• [Task instructions]: Copy all the material below, exactly as it stands.
— Begin Exercise materials —
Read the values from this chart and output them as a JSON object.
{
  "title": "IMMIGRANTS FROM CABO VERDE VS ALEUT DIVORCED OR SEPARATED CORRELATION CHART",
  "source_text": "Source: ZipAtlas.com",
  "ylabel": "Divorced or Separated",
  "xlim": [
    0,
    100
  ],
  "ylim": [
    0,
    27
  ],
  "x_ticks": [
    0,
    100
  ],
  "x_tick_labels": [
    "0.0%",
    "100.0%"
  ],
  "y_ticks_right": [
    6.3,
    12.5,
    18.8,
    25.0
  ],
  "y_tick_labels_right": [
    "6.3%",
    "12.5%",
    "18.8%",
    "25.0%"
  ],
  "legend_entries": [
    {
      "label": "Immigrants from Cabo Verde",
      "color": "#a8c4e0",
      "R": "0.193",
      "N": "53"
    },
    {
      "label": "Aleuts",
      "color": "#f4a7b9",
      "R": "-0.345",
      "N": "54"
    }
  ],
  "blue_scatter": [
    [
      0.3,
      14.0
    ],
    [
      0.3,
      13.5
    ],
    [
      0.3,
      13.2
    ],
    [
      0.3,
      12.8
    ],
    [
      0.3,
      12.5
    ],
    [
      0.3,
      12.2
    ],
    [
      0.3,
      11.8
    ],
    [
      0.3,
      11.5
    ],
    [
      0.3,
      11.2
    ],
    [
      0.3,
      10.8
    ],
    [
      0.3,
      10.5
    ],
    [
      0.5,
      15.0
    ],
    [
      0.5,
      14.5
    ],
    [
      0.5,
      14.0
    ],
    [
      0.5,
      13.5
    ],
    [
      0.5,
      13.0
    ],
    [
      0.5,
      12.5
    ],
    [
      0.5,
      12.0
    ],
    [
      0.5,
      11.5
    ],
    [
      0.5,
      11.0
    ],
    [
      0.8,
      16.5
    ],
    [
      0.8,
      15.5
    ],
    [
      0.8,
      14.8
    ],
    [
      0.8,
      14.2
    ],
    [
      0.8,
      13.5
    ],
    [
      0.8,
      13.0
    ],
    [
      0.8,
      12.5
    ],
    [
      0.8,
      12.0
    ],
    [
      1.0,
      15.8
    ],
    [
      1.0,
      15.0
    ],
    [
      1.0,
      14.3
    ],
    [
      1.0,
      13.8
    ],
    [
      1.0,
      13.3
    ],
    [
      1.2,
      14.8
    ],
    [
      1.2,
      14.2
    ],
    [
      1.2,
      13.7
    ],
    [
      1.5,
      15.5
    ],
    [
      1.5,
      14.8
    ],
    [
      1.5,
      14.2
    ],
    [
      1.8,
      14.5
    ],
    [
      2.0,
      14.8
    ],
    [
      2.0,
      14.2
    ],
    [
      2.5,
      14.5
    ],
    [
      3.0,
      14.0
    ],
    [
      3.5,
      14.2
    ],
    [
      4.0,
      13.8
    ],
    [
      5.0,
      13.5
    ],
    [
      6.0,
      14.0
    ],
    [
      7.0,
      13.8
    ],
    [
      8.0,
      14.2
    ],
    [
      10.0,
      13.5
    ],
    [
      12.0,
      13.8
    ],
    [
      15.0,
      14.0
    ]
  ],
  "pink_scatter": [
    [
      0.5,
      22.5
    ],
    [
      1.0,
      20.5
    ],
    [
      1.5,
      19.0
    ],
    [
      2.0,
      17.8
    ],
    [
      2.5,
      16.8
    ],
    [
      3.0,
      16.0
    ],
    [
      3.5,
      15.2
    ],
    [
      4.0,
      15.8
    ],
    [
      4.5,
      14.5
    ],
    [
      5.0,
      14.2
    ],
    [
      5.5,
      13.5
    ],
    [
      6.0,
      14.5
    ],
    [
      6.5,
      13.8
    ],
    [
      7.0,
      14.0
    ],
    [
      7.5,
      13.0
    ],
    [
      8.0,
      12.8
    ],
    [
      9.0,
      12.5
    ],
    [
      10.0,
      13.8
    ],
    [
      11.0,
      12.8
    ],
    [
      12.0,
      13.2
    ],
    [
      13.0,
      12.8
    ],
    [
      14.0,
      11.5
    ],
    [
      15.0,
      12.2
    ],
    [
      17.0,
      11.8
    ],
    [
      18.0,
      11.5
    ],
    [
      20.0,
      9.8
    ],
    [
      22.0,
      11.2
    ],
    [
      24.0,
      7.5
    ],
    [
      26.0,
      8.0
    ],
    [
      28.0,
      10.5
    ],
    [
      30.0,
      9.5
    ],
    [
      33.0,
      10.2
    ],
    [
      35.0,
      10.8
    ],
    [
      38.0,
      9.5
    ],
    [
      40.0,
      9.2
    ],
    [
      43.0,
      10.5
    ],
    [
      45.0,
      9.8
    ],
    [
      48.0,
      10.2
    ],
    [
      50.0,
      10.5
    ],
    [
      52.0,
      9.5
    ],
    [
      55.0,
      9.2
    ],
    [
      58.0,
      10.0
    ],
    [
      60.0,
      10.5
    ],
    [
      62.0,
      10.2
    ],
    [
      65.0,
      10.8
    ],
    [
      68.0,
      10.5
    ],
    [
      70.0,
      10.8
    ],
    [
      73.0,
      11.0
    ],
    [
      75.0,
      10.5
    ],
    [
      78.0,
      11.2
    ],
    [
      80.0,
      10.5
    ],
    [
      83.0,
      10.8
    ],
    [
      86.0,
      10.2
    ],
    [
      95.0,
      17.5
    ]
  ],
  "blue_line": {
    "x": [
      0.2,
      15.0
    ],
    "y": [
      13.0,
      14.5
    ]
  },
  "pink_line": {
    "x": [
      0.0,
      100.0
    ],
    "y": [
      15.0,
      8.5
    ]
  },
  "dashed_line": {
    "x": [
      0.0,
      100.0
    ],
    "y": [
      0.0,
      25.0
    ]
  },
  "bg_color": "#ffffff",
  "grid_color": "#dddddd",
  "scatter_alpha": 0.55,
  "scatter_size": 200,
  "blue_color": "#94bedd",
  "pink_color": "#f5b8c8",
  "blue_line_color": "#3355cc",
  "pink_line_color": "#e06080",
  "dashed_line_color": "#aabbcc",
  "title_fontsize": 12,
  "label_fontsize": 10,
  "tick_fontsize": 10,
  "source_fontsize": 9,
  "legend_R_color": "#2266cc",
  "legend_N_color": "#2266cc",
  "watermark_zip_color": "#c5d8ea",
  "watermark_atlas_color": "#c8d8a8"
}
— End Exercise materials —
• [Final answer]:
Read the values from this chart and output them as a JSON object.
{
  "title": "IMMIGRANTS FROM CABO VERDE VS ALEUT DIVORCED OR SEPARATED CORRELATION CHART",
  "source_text": "Source: ZipAtlas.com",
  "ylabel": "Divorced or Separated",
  "xlim": [
    0,
    100
  ],
  "ylim": [
    0,
    27
  ],
  "x_ticks": [
    0,
    100
  ],
  "x_tick_labels": [
    "0.0%",
    "100.0%"
  ],
  "y_ticks_right": [
    6.3,
    12.5,
    18.8,
    25.0
  ],
  "y_tick_labels_right": [
    "6.3%",
    "12.5%",
    "18.8%",
    "25.0%"
  ],
  "legend_entries": [
    {
      "label": "Immigrants from Cabo Verde",
      "color": "#a8c4e0",
      "R": "0.193",
      "N": "53"
    },
    {
      "label": "Aleuts",
      "color": "#f4a7b9",
      "R": "-0.345",
      "N": "54"
    }
  ],
  "blue_scatter": [
    [
      0.3,
      14.0
    ],
    [
      0.3,
      13.5
    ],
    [
      0.3,
      13.2
    ],
    [
      0.3,
      12.8
    ],
    [
      0.3,
      12.5
    ],
    [
      0.3,
      12.2
    ],
    [
      0.3,
      11.8
    ],
    [
      0.3,
      11.5
    ],
    [
      0.3,
      11.2
    ],
    [
      0.3,
      10.8
    ],
    [
      0.3,
      10.5
    ],
    [
      0.5,
      15.0
    ],
    [
      0.5,
      14.5
    ],
    [
      0.5,
      14.0
    ],
    [
      0.5,
      13.5
    ],
    [
      0.5,
      13.0
    ],
    [
      0.5,
      12.5
    ],
    [
      0.5,
      12.0
    ],
    [
      0.5,
      11.5
    ],
    [
      0.5,
      11.0
    ],
    [
      0.8,
      16.5
    ],
    [
      0.8,
      15.5
    ],
    [
      0.8,
      14.8
    ],
    [
      0.8,
      14.2
    ],
    [
      0.8,
      13.5
    ],
    [
      0.8,
      13.0
    ],
    [
      0.8,
      12.5
    ],
    [
      0.8,
      12.0
    ],
    [
      1.0,
      15.8
    ],
    [
      1.0,
      15.0
    ],
    [
      1.0,
      14.3
    ],
    [
      1.0,
      13.8
    ],
    [
      1.0,
      13.3
    ],
    [
      1.2,
      14.8
    ],
    [
      1.2,
      14.2
    ],
    [
      1.2,
      13.7
    ],
    [
      1.5,
      15.5
    ],
    [
      1.5,
      14.8
    ],
    [
      1.5,
      14.2
    ],
    [
      1.8,
      14.5
    ],
    [
      2.0,
      14.8
    ],
    [
      2.0,
      14.2
    ],
    [
      2.5,
      14.5
    ],
    [
      3.0,
      14.0
    ],
    [
      3.5,
      14.2
    ],
    [
      4.0,
      13.8
    ],
    [
      5.0,
      13.5
    ],
    [
      6.0,
      14.0
    ],
    [
      7.0,
      13.8
    ],
    [
      8.0,
      14.2
    ],
    [
      10.0,
      13.5
    ],
    [
      12.0,
      13.8
    ],
    [
      15.0,
      14.0
    ]
  ],
  "pink_scatter": [
    [
      0.5,
      22.5
    ],
    [
      1.0,
      20.5
    ],
    [
      1.5,
      19.0
    ],
    [
      2.0,
      17.8
    ],
    [
      2.5,
      16.8
    ],
    [
      3.0,
      16.0
    ],
    [
      3.5,
      15.2
    ],
    [
      4.0,
      15.8
    ],
    [
      4.5,
      14.5
    ],
    [
      5.0,
      14.2
    ],
    [
      5.5,
      13.5
    ],
    [
      6.0,
      14.5
    ],
    [
      6.5,
      13.8
    ],
    [
      7.0,
      14.0
    ],
    [
      7.5,
      13.0
    ],
    [
      8.0,
      12.8
    ],
    [
      9.0,
      12.5
    ],
    [
      10.0,
      13.8
    ],
    [
      11.0,
      12.8
    ],
    [
      12.0,
      13.2
    ],
    [
      13.0,
      12.8
    ],
    [
      14.0,
      11.5
    ],
    [
      15.0,
      12.2
    ],
    [
      17.0,
      11.8
    ],
    [
      18.0,
      11.5
    ],
    [
      20.0,
      9.8
    ],
    [
      22.0,
      11.2
    ],
    [
      24.0,
      7.5
    ],
    [
      26.0,
      8.0
    ],
    [
      28.0,
      10.5
    ],
    [
      30.0,
      9.5
    ],
    [
      33.0,
      10.2
    ],
    [
      35.0,
      10.8
    ],
    [
      38.0,
      9.5
    ],
    [
      40.0,
      9.2
    ],
    [
      43.0,
      10.5
    ],
    [
      45.0,
      9.8
    ],
    [
      48.0,
      10.2
    ],
    [
      50.0,
      10.5
    ],
    [
      52.0,
      9.5
    ],
    [
      55.0,
      9.2
    ],
    [
      58.0,
      10.0
    ],
    [
      60.0,
      10.5
    ],
    [
      62.0,
      10.2
    ],
    [
      65.0,
      10.8
    ],
    [
      68.0,
      10.5
    ],
    [
      70.0,
      10.8
    ],
    [
      73.0,
      11.0
    ],
    [
      75.0,
      10.5
    ],
    [
      78.0,
      11.2
    ],
    [
      80.0,
      10.5
    ],
    [
      83.0,
      10.8
    ],
    [
      86.0,
      10.2
    ],
    [
      95.0,
      17.5
    ]
  ],
  "blue_line": {
    "x": [
      0.2,
      15.0
    ],
    "y": [
      13.0,
      14.5
    ]
  },
  "pink_line": {
    "x": [
      0.0,
      100.0
    ],
    "y": [
      15.0,
      8.5
    ]
  },
  "dashed_line": {
    "x": [
      0.0,
      100.0
    ],
    "y": [
      0.0,
      25.0
    ]
  },
  "bg_color": "#ffffff",
  "grid_color": "#dddddd",
  "scatter_alpha": 0.55,
  "scatter_size": 200,
  "blue_color": "#94bedd",
  "pink_color": "#f5b8c8",
  "blue_line_color": "#3355cc",
  "pink_line_color": "#e06080",
  "dashed_line_color": "#aabbcc",
  "title_fontsize": 12,
  "label_fontsize": 10,
  "tick_fontsize": 10,
  "source_fontsize": 9,
  "legend_R_color": "#2266cc",
  "legend_N_color": "#2266cc",
  "watermark_zip_color": "#c5d8ea",
  "watermark_atlas_color": "#c8d8a8"
}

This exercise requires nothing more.